Problem to solve: Examine the records and identify each line that includes the string "января". Copy those lines.

Collected data:
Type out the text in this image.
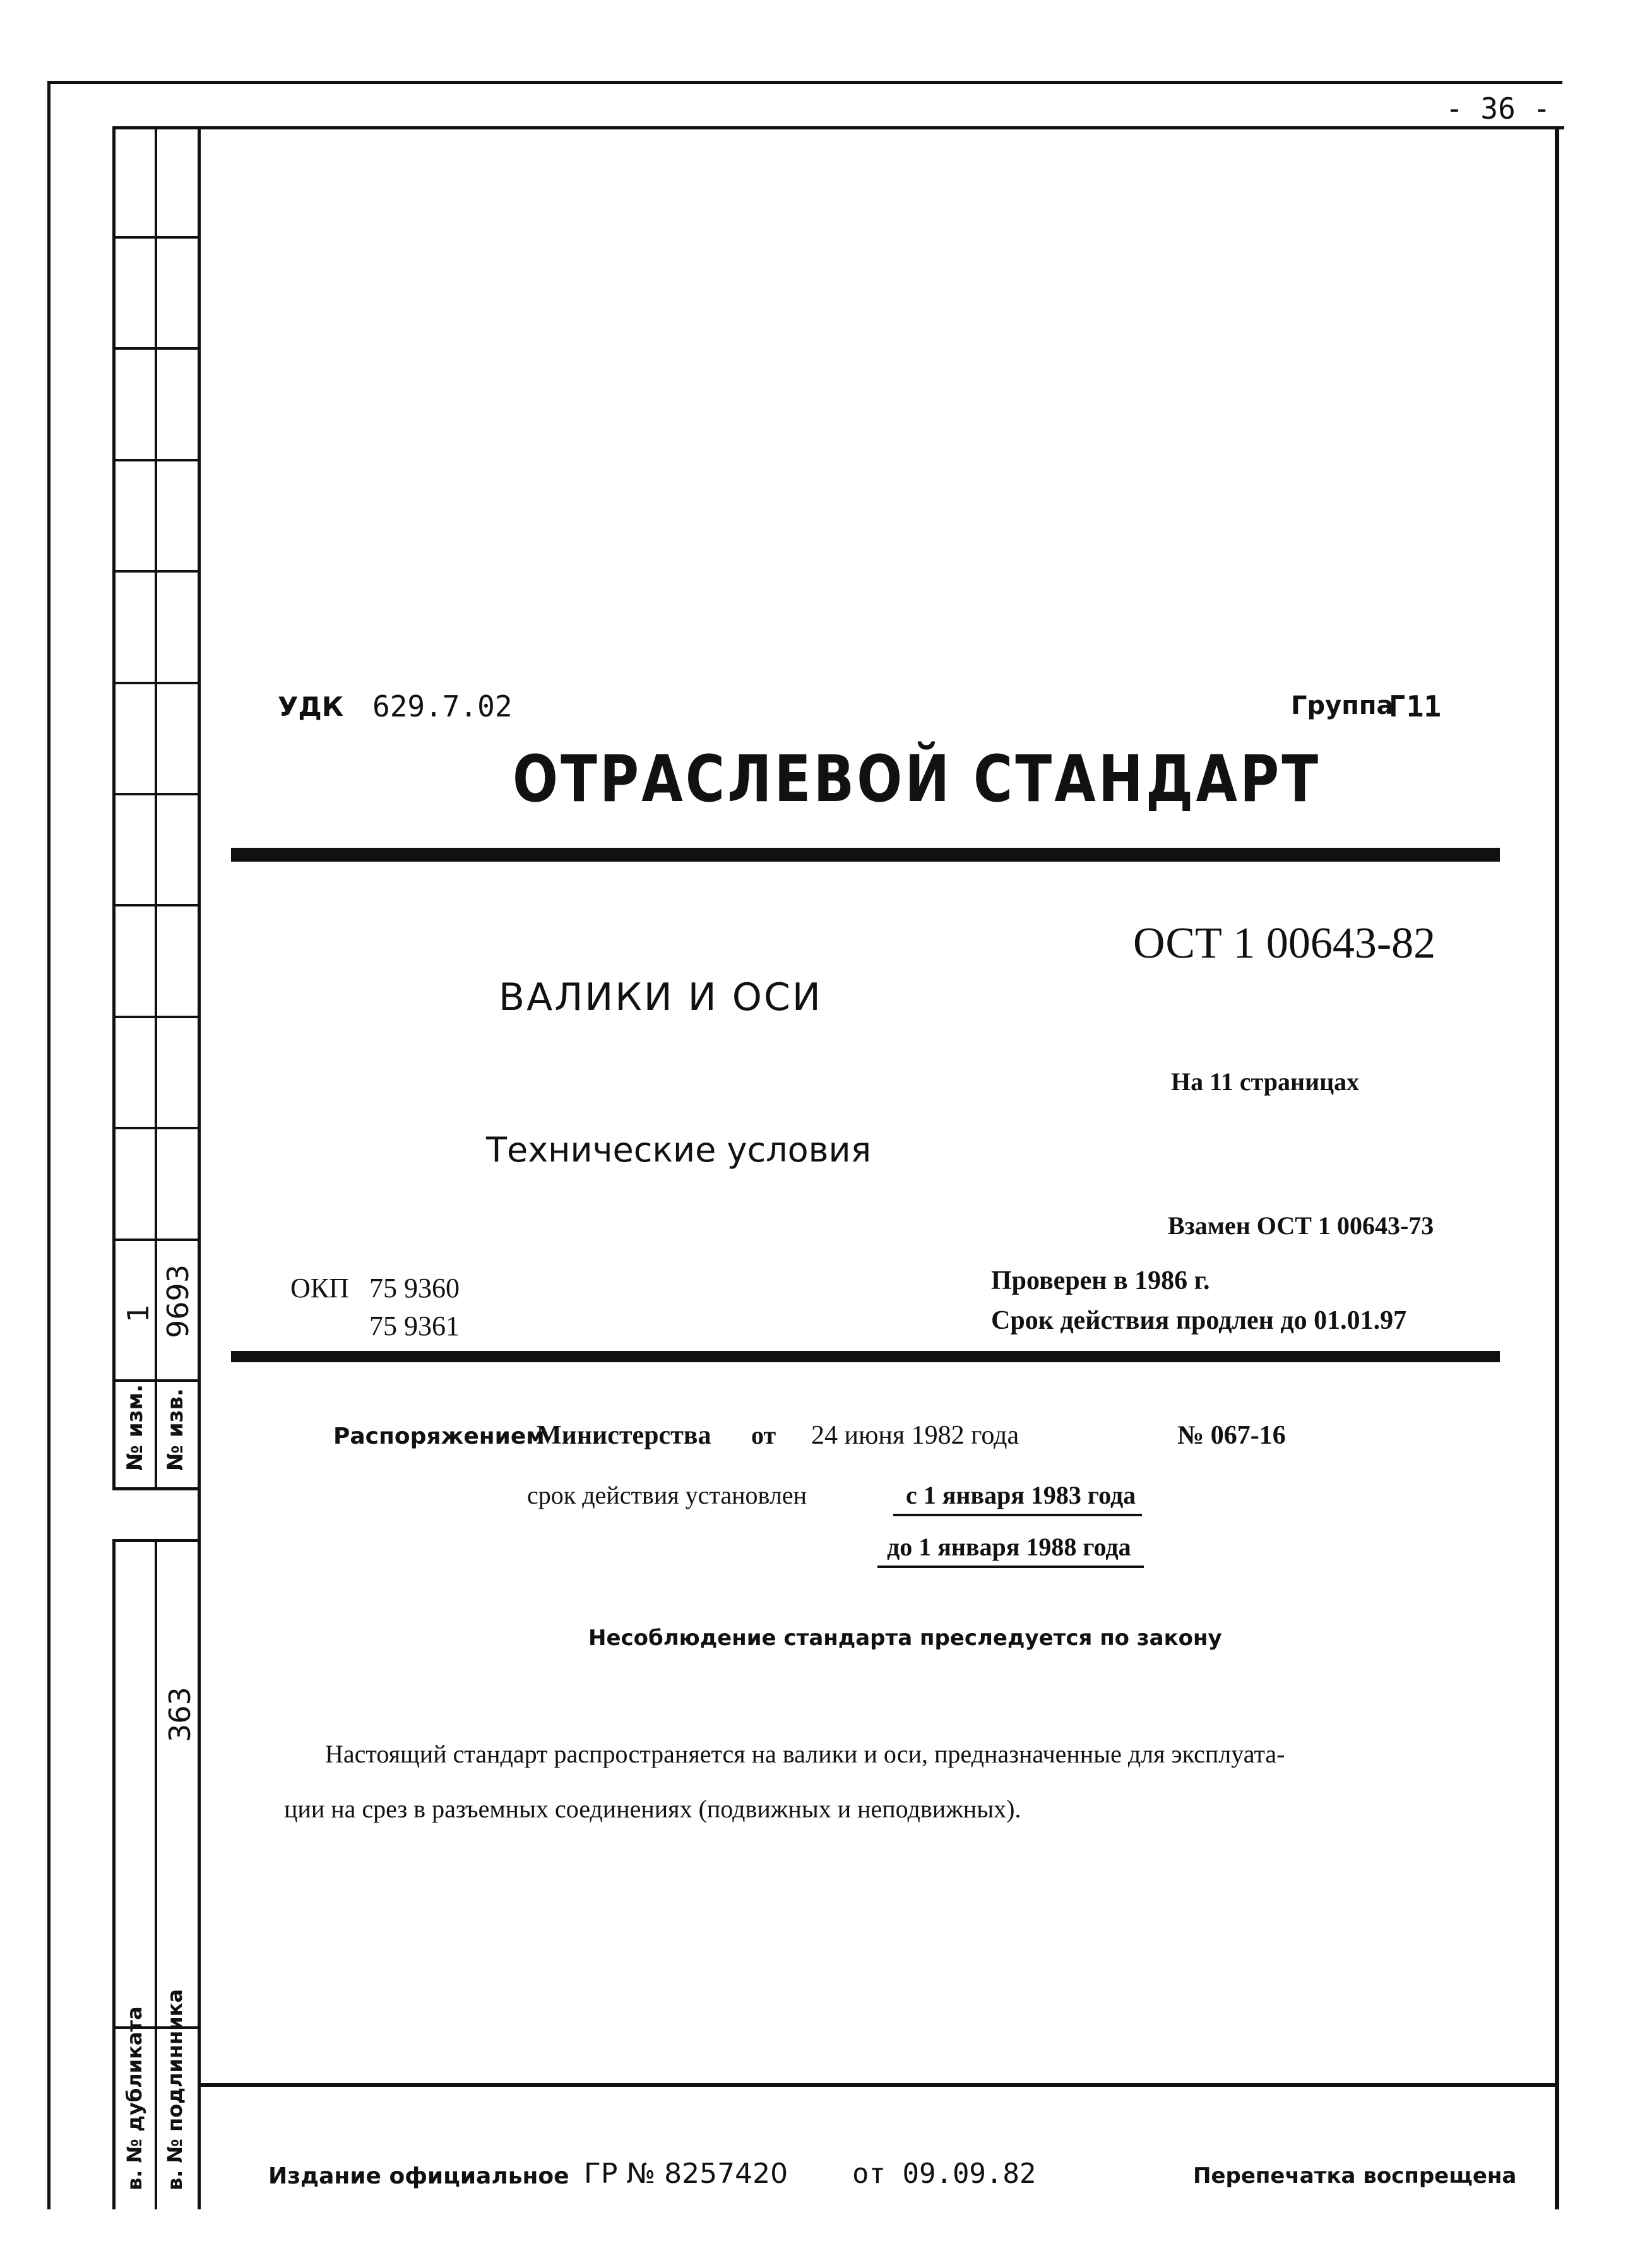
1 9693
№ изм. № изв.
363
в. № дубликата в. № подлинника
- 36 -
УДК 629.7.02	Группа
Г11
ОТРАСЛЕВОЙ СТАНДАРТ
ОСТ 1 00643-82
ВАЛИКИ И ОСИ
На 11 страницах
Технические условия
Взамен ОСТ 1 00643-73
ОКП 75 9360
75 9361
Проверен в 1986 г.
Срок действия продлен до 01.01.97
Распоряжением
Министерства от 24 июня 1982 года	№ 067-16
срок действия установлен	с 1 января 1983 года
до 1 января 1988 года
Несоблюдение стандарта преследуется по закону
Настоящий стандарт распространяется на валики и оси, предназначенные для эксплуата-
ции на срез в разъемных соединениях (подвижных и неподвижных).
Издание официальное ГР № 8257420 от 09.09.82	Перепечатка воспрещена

Answer for this exercise:
срок действия установлен	с 1 января 1983 года
до 1 января 1988 года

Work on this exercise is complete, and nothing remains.